Work instructions: Format the stretch of the listing from its start through the line containing "svg-text:0.764 \ 98.1612: 0.764" as a JSON array of strings, with one string per line, including both ends and omitting blank lines.
— START OF Given information —
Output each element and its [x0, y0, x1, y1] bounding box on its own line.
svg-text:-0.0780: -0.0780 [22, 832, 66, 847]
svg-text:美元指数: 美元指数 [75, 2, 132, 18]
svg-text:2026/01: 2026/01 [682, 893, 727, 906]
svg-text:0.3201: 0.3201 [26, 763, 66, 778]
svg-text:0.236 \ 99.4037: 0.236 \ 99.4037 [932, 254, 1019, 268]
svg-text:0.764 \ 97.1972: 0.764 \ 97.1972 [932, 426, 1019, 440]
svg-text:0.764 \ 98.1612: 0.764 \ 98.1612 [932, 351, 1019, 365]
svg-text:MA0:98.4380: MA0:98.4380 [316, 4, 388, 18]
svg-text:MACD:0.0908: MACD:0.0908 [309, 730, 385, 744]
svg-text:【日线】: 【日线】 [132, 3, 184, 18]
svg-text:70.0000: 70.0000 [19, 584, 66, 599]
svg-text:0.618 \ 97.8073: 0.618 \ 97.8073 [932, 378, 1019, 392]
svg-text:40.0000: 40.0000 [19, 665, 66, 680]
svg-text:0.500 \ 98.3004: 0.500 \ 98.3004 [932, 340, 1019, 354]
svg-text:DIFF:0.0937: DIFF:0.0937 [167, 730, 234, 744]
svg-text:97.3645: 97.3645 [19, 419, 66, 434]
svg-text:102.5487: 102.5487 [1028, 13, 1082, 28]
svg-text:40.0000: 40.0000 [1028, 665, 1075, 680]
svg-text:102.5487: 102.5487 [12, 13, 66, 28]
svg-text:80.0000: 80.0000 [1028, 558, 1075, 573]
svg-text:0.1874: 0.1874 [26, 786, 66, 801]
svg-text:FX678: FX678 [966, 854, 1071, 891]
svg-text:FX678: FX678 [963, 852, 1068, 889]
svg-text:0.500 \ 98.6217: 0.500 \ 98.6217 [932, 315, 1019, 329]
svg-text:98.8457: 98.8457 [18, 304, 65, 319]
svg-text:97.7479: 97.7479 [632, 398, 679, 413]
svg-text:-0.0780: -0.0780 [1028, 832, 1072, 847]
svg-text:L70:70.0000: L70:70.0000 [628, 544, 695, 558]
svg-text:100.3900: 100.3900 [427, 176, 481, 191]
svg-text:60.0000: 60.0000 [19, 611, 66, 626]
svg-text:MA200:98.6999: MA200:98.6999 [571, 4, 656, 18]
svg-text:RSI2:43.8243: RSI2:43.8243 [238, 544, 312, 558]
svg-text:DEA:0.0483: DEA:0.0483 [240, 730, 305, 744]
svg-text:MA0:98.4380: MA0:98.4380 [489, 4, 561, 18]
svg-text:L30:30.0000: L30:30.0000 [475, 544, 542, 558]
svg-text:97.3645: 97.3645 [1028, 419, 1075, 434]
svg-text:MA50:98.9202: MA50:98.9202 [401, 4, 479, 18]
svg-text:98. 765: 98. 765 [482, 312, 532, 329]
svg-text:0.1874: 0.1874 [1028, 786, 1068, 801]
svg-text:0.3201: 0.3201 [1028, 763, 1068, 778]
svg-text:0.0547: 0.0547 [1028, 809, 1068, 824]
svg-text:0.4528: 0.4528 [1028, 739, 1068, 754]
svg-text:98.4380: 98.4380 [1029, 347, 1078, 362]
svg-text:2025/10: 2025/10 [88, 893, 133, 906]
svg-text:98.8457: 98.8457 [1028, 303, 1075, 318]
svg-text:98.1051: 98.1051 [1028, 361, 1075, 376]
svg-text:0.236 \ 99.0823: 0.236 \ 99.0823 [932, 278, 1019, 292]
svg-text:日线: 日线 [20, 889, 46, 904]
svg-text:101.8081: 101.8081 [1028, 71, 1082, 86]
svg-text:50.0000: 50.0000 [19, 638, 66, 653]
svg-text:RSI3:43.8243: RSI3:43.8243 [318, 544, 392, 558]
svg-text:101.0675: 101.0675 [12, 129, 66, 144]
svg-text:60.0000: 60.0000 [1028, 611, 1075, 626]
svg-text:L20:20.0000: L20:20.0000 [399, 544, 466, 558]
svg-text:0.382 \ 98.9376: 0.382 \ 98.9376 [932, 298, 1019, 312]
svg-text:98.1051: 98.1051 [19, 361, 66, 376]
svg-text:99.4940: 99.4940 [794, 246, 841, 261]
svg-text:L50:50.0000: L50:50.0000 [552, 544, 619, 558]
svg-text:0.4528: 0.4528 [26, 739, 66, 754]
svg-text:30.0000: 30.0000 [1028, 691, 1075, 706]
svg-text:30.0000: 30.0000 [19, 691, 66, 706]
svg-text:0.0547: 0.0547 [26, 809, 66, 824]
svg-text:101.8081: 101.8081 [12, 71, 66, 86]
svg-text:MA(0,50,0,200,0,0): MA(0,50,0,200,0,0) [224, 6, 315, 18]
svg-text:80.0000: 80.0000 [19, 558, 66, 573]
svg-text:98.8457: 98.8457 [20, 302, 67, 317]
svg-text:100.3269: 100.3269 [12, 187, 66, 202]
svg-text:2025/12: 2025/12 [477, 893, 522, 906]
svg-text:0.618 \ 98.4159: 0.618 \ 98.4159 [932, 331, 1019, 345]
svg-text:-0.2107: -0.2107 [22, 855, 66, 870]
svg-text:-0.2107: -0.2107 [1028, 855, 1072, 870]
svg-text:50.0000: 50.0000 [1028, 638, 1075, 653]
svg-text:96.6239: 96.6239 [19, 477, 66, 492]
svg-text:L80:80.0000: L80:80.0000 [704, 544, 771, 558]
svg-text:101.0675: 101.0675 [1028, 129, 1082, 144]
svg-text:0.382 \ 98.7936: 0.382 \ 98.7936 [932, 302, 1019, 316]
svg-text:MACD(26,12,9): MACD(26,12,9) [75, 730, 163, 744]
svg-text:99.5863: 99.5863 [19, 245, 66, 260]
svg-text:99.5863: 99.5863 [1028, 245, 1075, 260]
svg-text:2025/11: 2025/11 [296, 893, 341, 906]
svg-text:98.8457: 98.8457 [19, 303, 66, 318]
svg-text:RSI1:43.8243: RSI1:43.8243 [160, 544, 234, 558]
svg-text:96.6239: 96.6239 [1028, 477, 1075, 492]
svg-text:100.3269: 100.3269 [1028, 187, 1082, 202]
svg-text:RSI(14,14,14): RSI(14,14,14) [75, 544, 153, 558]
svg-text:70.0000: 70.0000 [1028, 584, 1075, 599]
— END OF Given information —
Correct answer:
[
  "Output each element and its [x0, y0, x1, y1] bounding box on its own line.",
  "svg-text:-0.0780: -0.0780 [22, 832, 66, 847]",
  "svg-text:美元指数: 美元指数 [75, 2, 132, 18]",
  "svg-text:2026/01: 2026/01 [682, 893, 727, 906]",
  "svg-text:0.3201: 0.3201 [26, 763, 66, 778]",
  "svg-text:0.236 \\ 99.4037: 0.236 \\ 99.4037 [932, 254, 1019, 268]",
  "svg-text:0.764 \\ 97.1972: 0.764 \\ 97.1972 [932, 426, 1019, 440]",
  "svg-text:0.764 \\ 98.1612: 0.764 \\ 98.1612 [932, 351, 1019, 365]"
]